** Provided records **
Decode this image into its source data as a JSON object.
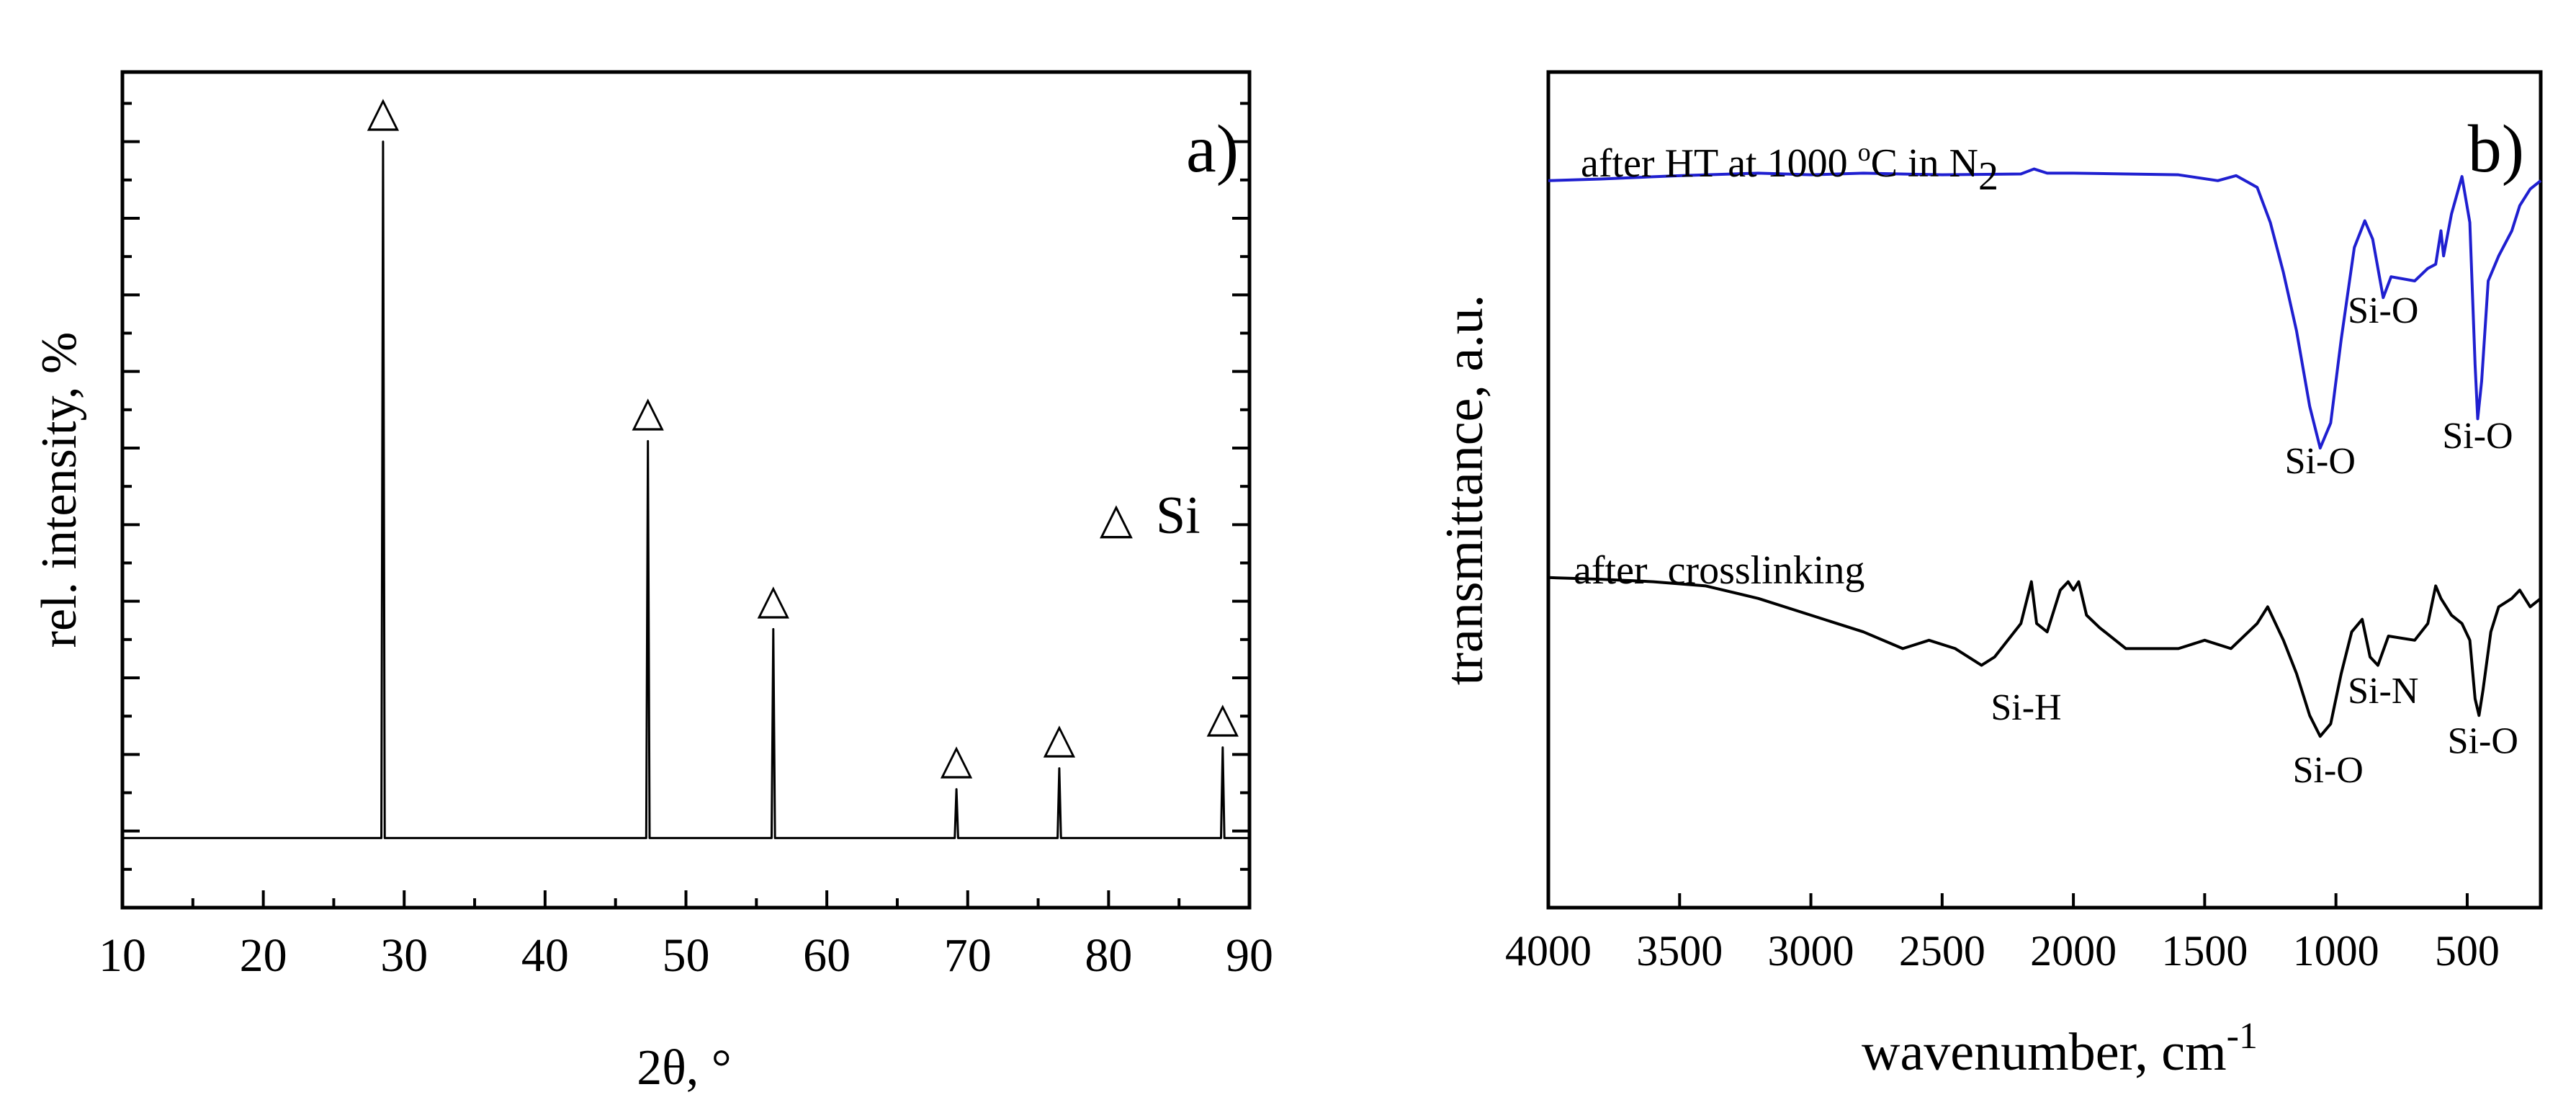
{
  "chart_data": [
    {
      "panel": "a)",
      "type": "line",
      "title": "",
      "xlabel": "2θ, °",
      "ylabel": "rel. intensity, %",
      "xlim": [
        10,
        90
      ],
      "ylim": [
        -10,
        110
      ],
      "grid": false,
      "x_ticks": [
        "10",
        "20",
        "30",
        "40",
        "50",
        "60",
        "70",
        "80",
        "90"
      ],
      "legend": {
        "marker": "△",
        "label": "Si",
        "position": "right-middle"
      },
      "marker_symbol": "△",
      "series": [
        {
          "name": "Si",
          "color": "#000000",
          "baseline": 0,
          "peaks": [
            {
              "x": 28.5,
              "y": 100
            },
            {
              "x": 47.3,
              "y": 57
            },
            {
              "x": 56.2,
              "y": 30
            },
            {
              "x": 69.2,
              "y": 7
            },
            {
              "x": 76.5,
              "y": 10
            },
            {
              "x": 88.1,
              "y": 13
            }
          ]
        }
      ]
    },
    {
      "panel": "b)",
      "type": "line",
      "title": "",
      "xlabel": "wavenumber, cm",
      "xlabel_sup": "-1",
      "ylabel": "transmittance, a.u.",
      "xlim": [
        4000,
        220
      ],
      "ylim": [
        0,
        1
      ],
      "grid": false,
      "x_ticks": [
        "4000",
        "3500",
        "3000",
        "2500",
        "2000",
        "1500",
        "1000",
        "500"
      ],
      "series": [
        {
          "name": "after HT at 1000 °C in N2",
          "label_parts": {
            "text1": "after HT at 1000 ",
            "sup": "o",
            "text2": "C in N",
            "sub": "2"
          },
          "color": "#1f1fd0",
          "points": [
            [
              4000,
              0.87
            ],
            [
              3800,
              0.872
            ],
            [
              3500,
              0.876
            ],
            [
              3200,
              0.879
            ],
            [
              3000,
              0.877
            ],
            [
              2800,
              0.879
            ],
            [
              2500,
              0.877
            ],
            [
              2200,
              0.878
            ],
            [
              2150,
              0.884
            ],
            [
              2100,
              0.879
            ],
            [
              2000,
              0.879
            ],
            [
              1800,
              0.878
            ],
            [
              1600,
              0.877
            ],
            [
              1450,
              0.87
            ],
            [
              1380,
              0.876
            ],
            [
              1300,
              0.862
            ],
            [
              1250,
              0.82
            ],
            [
              1200,
              0.76
            ],
            [
              1150,
              0.69
            ],
            [
              1100,
              0.6
            ],
            [
              1060,
              0.55
            ],
            [
              1020,
              0.58
            ],
            [
              980,
              0.68
            ],
            [
              930,
              0.79
            ],
            [
              890,
              0.822
            ],
            [
              860,
              0.8
            ],
            [
              820,
              0.73
            ],
            [
              790,
              0.755
            ],
            [
              700,
              0.75
            ],
            [
              650,
              0.765
            ],
            [
              620,
              0.77
            ],
            [
              600,
              0.81
            ],
            [
              590,
              0.78
            ],
            [
              560,
              0.83
            ],
            [
              520,
              0.875
            ],
            [
              490,
              0.82
            ],
            [
              470,
              0.65
            ],
            [
              460,
              0.585
            ],
            [
              445,
              0.63
            ],
            [
              420,
              0.75
            ],
            [
              380,
              0.78
            ],
            [
              330,
              0.81
            ],
            [
              300,
              0.84
            ],
            [
              260,
              0.86
            ],
            [
              220,
              0.87
            ]
          ],
          "annotations": [
            {
              "text": "Si-O",
              "x": 1060,
              "y": 0.52
            },
            {
              "text": "Si-O",
              "x": 820,
              "y": 0.7
            },
            {
              "text": "Si-O",
              "x": 460,
              "y": 0.55
            }
          ]
        },
        {
          "name": "after crosslinking",
          "label_parts": {
            "text1": "after  crosslinking"
          },
          "color": "#000000",
          "points": [
            [
              4000,
              0.395
            ],
            [
              3800,
              0.393
            ],
            [
              3600,
              0.39
            ],
            [
              3400,
              0.385
            ],
            [
              3200,
              0.37
            ],
            [
              3000,
              0.35
            ],
            [
              2800,
              0.33
            ],
            [
              2650,
              0.31
            ],
            [
              2550,
              0.32
            ],
            [
              2450,
              0.31
            ],
            [
              2350,
              0.29
            ],
            [
              2300,
              0.3
            ],
            [
              2200,
              0.34
            ],
            [
              2160,
              0.39
            ],
            [
              2140,
              0.34
            ],
            [
              2100,
              0.33
            ],
            [
              2050,
              0.38
            ],
            [
              2020,
              0.39
            ],
            [
              2000,
              0.38
            ],
            [
              1980,
              0.39
            ],
            [
              1950,
              0.35
            ],
            [
              1900,
              0.335
            ],
            [
              1800,
              0.31
            ],
            [
              1700,
              0.31
            ],
            [
              1600,
              0.31
            ],
            [
              1500,
              0.32
            ],
            [
              1400,
              0.31
            ],
            [
              1300,
              0.34
            ],
            [
              1260,
              0.36
            ],
            [
              1200,
              0.32
            ],
            [
              1150,
              0.28
            ],
            [
              1100,
              0.23
            ],
            [
              1060,
              0.205
            ],
            [
              1020,
              0.22
            ],
            [
              980,
              0.28
            ],
            [
              940,
              0.33
            ],
            [
              900,
              0.345
            ],
            [
              870,
              0.3
            ],
            [
              840,
              0.29
            ],
            [
              800,
              0.325
            ],
            [
              700,
              0.32
            ],
            [
              650,
              0.34
            ],
            [
              620,
              0.385
            ],
            [
              600,
              0.37
            ],
            [
              560,
              0.35
            ],
            [
              520,
              0.34
            ],
            [
              490,
              0.32
            ],
            [
              470,
              0.25
            ],
            [
              455,
              0.23
            ],
            [
              440,
              0.26
            ],
            [
              410,
              0.33
            ],
            [
              380,
              0.36
            ],
            [
              330,
              0.37
            ],
            [
              300,
              0.38
            ],
            [
              260,
              0.36
            ],
            [
              220,
              0.37
            ]
          ],
          "annotations": [
            {
              "text": "Si-H",
              "x": 2180,
              "y": 0.225
            },
            {
              "text": "Si-O",
              "x": 1030,
              "y": 0.15
            },
            {
              "text": "Si-N",
              "x": 820,
              "y": 0.245
            },
            {
              "text": "Si-O",
              "x": 440,
              "y": 0.185
            }
          ]
        }
      ]
    }
  ]
}
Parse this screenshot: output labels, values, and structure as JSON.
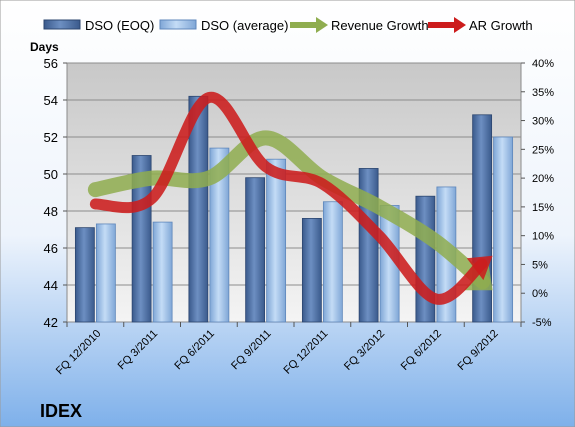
{
  "company": "IDEX",
  "chart_data": {
    "type": "bar",
    "title": "",
    "categories": [
      "FQ 12/2010",
      "FQ 3/2011",
      "FQ 6/2011",
      "FQ 9/2011",
      "FQ 12/2011",
      "FQ 3/2012",
      "FQ 6/2012",
      "FQ 9/2012"
    ],
    "y_left": {
      "label": "Days",
      "range": [
        42,
        56
      ],
      "ticks": [
        "42",
        "44",
        "46",
        "48",
        "50",
        "52",
        "54",
        "56"
      ]
    },
    "y_right": {
      "label": "",
      "range": [
        -5,
        40
      ],
      "ticks": [
        "-5%",
        "0%",
        "5%",
        "10%",
        "15%",
        "20%",
        "25%",
        "30%",
        "35%",
        "40%"
      ]
    },
    "series": [
      {
        "name": "DSO (EOQ)",
        "kind": "bar",
        "axis": "left",
        "values": [
          47.1,
          51.0,
          54.2,
          49.8,
          47.6,
          50.3,
          48.8,
          53.2
        ]
      },
      {
        "name": "DSO (average)",
        "kind": "bar",
        "axis": "left",
        "values": [
          47.3,
          47.4,
          51.4,
          50.8,
          48.5,
          48.3,
          49.3,
          52.0
        ]
      },
      {
        "name": "Revenue Growth",
        "kind": "line-arrow",
        "axis": "right",
        "values": [
          18,
          20,
          20,
          27,
          20,
          15,
          9,
          0.5
        ]
      },
      {
        "name": "AR Growth",
        "kind": "line-arrow",
        "axis": "right",
        "values": [
          15.5,
          16.5,
          34,
          22,
          19,
          10,
          -1,
          6.5
        ]
      }
    ],
    "legend": "top",
    "grid": true,
    "colors": {
      "bar_eoq": "#4d6fa0",
      "bar_avg": "#9fc1e8",
      "revenue": "#8fad4f",
      "ar": "#cc1c1c",
      "plot_bg": "#d2d2d2",
      "page_bg_top": "#ffffff",
      "page_bg_bottom": "#7eb0ea"
    }
  }
}
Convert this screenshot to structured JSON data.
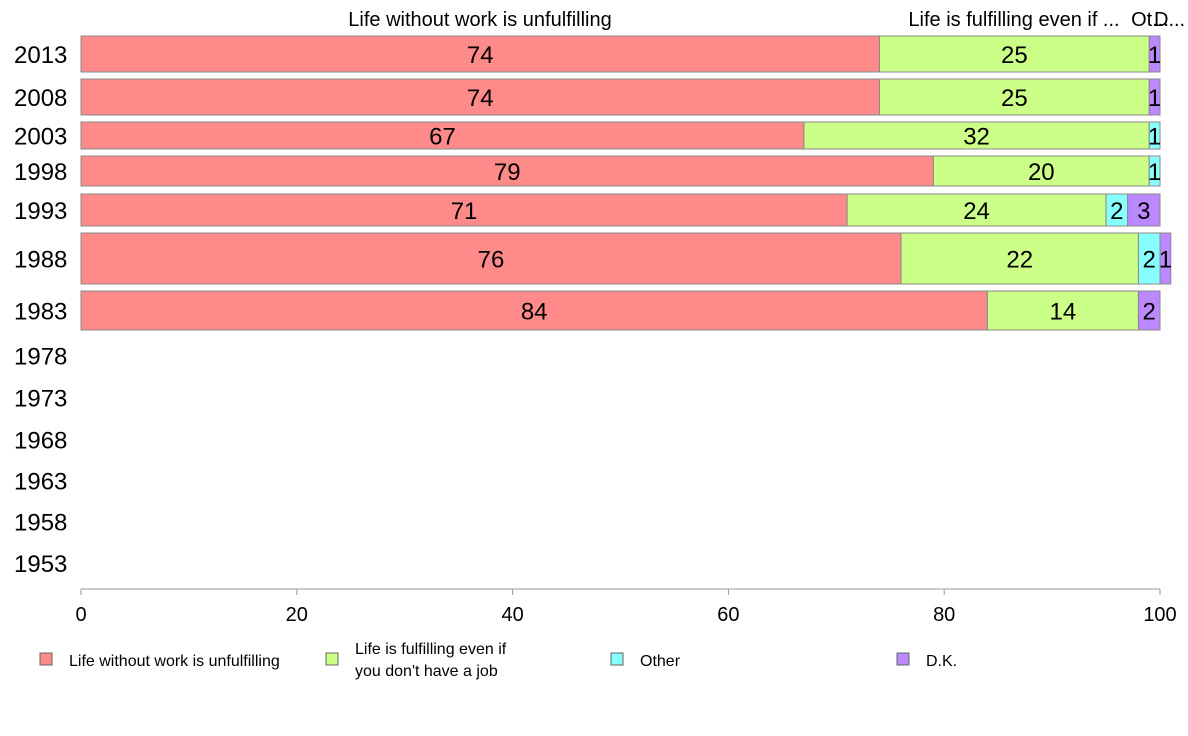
{
  "chart_data": {
    "type": "bar",
    "orientation": "horizontal",
    "stacked": true,
    "top_labels": [
      {
        "text": "Life without work is unfulfilling"
      },
      {
        "text": "Life is fulfilling even if ..."
      },
      {
        "text": "Ot..."
      },
      {
        "text": "D..."
      }
    ],
    "categories": [
      "2013",
      "2008",
      "2003",
      "1998",
      "1993",
      "1988",
      "1983",
      "1978",
      "1973",
      "1968",
      "1963",
      "1958",
      "1953"
    ],
    "series": [
      {
        "name": "Life without work is unfulfilling",
        "color": "#ff8a8a",
        "values": [
          74,
          74,
          67,
          79,
          71,
          76,
          84,
          null,
          null,
          null,
          null,
          null,
          null
        ]
      },
      {
        "name": "Life is fulfilling even if you don't have a job",
        "color": "#ccff88",
        "values": [
          25,
          25,
          32,
          20,
          24,
          22,
          14,
          null,
          null,
          null,
          null,
          null,
          null
        ]
      },
      {
        "name": "Other",
        "color": "#88ffff",
        "values": [
          0,
          0,
          1,
          1,
          2,
          2,
          0,
          null,
          null,
          null,
          null,
          null,
          null
        ]
      },
      {
        "name": "D.K.",
        "color": "#bb88ff",
        "values": [
          1,
          1,
          0,
          0,
          3,
          1,
          2,
          null,
          null,
          null,
          null,
          null,
          null
        ]
      }
    ],
    "segment_labels": [
      [
        "74",
        "25",
        "",
        "1"
      ],
      [
        "74",
        "25",
        "",
        "1"
      ],
      [
        "67",
        "32",
        "1",
        ""
      ],
      [
        "79",
        "20",
        "1",
        ""
      ],
      [
        "71",
        "24",
        "2",
        "3"
      ],
      [
        "76",
        "22",
        "2",
        "1"
      ],
      [
        "84",
        "14",
        "",
        "2"
      ]
    ],
    "xlim": [
      0,
      100
    ],
    "xticks": [
      "0",
      "20",
      "40",
      "60",
      "80",
      "100"
    ],
    "legend": {
      "position": "bottom",
      "entries": [
        {
          "lines": [
            "Life without work is unfulfilling"
          ],
          "color": "#ff8a8a"
        },
        {
          "lines": [
            "Life is fulfilling even if",
            "you don't have a job"
          ],
          "color": "#ccff88"
        },
        {
          "lines": [
            "Other"
          ],
          "color": "#88ffff"
        },
        {
          "lines": [
            "D.K."
          ],
          "color": "#bb88ff"
        }
      ]
    },
    "grid": false
  }
}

** Aim **
Search the listing for the word "name" and return each line that holds it.

** Solution for this task **
          "name": "Si",
          "name": "after HT at 1000 °C in N2",
          "name": "after crosslinking",
        "name": "DSO (EOQ)",
        "name": "DSO (average)",
        "name": "Revenue Growth",
        "name": "AR Growth",
        "name": "Life without work is unfulfilling",
        "name": "Life is fulfilling even if you don't have a job",
        "name": "Other",
        "name": "D.K.",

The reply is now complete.